> Directions for this task
Only a number is wanted: how many lines in these records contain the word "filial"?

Data records:
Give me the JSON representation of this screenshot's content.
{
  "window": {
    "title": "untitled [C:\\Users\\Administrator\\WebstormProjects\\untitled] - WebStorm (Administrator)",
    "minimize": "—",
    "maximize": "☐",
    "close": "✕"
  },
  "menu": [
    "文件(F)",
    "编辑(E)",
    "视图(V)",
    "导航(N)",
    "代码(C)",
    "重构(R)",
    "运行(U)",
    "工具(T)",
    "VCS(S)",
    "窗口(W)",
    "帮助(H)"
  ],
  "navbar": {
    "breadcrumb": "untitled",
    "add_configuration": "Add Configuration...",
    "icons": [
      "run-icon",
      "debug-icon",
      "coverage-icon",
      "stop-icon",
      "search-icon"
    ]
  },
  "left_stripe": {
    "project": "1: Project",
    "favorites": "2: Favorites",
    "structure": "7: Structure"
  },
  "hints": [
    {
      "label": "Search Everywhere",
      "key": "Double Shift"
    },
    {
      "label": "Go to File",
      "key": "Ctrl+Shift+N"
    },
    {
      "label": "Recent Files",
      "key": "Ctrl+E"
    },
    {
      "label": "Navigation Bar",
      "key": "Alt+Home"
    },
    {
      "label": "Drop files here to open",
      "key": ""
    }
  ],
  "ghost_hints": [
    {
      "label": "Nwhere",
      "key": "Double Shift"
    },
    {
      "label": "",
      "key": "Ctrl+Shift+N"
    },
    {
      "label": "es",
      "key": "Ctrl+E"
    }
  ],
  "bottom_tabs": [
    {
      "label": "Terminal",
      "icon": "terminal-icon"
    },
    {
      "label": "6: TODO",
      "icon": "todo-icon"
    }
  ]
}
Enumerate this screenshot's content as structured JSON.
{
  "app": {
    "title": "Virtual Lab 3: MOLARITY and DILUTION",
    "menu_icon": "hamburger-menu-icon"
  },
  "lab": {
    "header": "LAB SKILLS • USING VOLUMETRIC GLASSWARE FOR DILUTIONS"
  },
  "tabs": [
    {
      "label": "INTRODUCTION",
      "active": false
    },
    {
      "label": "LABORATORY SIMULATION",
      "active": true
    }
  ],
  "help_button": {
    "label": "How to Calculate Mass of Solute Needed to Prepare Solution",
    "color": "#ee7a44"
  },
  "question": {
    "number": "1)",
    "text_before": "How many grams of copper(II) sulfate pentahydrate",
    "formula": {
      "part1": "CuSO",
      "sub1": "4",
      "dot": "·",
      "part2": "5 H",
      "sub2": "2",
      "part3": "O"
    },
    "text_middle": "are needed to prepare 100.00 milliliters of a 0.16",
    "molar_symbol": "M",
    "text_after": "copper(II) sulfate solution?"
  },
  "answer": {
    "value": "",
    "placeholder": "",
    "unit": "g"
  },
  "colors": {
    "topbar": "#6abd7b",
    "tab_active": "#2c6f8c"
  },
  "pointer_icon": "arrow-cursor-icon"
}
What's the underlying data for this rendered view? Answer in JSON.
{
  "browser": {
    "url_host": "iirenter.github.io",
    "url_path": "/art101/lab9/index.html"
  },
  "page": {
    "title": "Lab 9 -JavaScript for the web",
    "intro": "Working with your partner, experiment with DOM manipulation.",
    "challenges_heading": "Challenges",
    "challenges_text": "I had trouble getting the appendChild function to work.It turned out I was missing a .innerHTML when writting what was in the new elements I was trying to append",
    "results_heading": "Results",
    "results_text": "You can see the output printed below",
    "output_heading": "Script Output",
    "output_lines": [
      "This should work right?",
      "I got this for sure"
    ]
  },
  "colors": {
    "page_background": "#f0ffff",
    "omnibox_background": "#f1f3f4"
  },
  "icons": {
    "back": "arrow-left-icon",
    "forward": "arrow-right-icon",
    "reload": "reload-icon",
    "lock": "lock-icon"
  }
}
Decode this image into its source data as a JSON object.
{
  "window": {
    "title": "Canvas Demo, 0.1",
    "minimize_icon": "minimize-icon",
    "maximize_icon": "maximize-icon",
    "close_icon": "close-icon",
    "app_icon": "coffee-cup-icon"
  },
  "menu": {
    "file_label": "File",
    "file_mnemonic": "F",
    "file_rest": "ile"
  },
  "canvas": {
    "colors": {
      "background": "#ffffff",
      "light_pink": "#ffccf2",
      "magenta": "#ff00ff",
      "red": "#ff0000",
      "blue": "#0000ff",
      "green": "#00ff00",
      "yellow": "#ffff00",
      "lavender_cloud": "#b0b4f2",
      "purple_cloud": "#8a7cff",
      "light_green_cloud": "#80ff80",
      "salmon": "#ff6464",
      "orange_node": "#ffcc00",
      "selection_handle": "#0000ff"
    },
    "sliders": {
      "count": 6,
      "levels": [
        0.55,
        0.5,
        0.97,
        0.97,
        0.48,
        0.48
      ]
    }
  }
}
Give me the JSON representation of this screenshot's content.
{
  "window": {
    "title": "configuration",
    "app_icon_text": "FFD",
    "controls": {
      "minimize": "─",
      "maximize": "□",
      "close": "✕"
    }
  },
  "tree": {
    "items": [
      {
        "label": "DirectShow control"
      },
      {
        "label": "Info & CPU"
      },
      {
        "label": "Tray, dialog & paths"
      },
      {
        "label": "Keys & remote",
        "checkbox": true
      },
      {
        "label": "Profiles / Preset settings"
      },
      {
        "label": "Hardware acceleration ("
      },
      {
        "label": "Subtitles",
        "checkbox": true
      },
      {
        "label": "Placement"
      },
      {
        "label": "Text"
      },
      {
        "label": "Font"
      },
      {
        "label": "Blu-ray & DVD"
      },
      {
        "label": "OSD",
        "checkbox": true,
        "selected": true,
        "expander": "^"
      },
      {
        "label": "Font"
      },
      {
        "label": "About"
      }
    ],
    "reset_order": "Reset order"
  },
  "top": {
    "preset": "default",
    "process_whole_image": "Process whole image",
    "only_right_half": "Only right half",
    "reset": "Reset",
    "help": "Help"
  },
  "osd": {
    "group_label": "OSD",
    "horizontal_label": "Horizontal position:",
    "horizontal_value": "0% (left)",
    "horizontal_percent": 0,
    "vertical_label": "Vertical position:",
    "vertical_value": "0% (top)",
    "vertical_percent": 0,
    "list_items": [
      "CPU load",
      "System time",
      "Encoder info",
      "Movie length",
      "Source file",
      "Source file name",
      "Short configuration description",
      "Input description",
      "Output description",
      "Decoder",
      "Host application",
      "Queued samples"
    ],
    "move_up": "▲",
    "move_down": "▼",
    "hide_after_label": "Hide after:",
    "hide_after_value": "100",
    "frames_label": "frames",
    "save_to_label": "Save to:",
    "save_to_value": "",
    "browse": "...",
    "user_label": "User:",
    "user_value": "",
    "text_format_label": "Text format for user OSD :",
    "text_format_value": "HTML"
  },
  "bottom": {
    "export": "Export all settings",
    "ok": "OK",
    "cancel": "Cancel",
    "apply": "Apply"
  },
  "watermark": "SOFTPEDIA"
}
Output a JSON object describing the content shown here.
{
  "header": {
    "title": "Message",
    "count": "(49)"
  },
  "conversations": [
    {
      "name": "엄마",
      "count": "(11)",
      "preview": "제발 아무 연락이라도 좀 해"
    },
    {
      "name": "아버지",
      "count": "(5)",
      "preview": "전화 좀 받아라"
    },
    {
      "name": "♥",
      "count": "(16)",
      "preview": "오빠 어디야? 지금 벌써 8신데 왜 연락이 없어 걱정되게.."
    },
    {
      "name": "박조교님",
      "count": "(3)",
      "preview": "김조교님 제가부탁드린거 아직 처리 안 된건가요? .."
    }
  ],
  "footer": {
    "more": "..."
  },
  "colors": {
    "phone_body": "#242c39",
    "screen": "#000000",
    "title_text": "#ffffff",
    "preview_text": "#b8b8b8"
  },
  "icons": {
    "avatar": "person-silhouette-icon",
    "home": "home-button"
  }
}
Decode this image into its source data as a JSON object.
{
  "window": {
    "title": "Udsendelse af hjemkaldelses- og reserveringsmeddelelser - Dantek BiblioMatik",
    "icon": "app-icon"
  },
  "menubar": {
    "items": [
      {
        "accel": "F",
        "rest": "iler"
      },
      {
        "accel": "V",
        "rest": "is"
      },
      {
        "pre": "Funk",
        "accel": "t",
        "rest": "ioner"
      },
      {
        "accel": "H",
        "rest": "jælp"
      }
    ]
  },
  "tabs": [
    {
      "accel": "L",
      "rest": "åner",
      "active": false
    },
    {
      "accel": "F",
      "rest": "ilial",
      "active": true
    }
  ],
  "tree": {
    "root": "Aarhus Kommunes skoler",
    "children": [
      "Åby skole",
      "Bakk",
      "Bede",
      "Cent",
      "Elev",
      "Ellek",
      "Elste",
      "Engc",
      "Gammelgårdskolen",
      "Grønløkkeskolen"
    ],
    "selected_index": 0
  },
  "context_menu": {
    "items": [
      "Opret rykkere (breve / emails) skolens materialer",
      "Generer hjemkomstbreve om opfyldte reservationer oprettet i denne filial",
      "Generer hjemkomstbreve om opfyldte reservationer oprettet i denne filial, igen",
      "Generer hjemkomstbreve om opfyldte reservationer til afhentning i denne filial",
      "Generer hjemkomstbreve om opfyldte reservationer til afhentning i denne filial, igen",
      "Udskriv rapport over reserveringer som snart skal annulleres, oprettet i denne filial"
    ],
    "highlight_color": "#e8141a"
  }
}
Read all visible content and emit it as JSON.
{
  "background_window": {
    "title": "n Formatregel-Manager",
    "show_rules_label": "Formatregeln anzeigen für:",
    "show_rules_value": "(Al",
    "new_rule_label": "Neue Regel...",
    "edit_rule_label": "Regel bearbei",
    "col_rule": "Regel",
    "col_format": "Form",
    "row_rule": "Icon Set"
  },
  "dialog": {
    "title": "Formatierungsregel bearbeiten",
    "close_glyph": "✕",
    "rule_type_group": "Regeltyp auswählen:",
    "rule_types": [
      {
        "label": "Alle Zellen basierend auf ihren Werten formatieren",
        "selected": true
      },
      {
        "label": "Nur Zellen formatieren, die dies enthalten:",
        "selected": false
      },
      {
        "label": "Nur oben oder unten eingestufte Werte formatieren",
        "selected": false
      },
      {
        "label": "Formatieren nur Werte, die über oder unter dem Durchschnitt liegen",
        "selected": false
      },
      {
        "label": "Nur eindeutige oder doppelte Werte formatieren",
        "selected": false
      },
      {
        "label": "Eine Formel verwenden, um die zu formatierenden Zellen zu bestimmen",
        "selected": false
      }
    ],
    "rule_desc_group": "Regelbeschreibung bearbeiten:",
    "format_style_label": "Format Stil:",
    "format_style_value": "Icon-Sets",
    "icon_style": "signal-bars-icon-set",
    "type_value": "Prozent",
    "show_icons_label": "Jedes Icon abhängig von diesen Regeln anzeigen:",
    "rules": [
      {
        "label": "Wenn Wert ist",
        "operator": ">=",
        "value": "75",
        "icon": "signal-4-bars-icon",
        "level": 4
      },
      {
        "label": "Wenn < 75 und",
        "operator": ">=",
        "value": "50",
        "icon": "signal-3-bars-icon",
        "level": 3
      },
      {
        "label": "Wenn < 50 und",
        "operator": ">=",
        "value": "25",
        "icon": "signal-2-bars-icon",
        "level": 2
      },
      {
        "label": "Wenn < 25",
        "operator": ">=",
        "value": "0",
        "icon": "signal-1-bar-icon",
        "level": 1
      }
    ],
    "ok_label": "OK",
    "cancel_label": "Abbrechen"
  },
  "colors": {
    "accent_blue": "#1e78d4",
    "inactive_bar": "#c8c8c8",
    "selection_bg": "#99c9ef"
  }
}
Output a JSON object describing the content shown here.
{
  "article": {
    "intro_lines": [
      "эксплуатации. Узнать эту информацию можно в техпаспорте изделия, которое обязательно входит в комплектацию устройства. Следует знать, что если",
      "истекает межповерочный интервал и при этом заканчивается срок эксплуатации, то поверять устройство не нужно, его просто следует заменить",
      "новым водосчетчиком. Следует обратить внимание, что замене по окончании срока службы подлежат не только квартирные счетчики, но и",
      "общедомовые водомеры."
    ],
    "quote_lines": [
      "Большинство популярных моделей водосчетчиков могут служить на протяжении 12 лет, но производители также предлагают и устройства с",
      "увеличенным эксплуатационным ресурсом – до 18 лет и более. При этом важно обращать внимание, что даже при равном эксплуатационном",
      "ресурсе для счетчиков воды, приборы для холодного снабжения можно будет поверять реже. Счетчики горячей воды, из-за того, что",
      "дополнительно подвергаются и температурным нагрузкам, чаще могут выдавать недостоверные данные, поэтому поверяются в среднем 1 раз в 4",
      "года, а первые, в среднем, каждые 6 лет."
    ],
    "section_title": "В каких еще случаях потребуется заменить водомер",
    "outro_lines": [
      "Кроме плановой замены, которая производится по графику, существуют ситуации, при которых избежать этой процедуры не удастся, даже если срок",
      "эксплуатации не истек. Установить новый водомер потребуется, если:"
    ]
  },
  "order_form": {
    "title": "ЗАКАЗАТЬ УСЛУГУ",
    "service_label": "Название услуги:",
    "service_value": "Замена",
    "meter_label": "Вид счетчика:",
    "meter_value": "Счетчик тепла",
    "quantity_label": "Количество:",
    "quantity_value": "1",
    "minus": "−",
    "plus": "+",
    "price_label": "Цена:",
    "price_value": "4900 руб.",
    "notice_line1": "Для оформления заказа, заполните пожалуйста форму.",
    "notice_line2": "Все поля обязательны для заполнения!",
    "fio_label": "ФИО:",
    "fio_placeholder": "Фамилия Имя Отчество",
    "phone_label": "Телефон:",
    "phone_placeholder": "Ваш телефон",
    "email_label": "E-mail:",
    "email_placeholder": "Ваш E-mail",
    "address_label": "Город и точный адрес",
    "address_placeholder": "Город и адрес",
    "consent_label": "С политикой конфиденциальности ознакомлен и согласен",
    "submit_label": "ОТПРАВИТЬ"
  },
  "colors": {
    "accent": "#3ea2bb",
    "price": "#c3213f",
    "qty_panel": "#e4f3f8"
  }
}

> Output of the task
5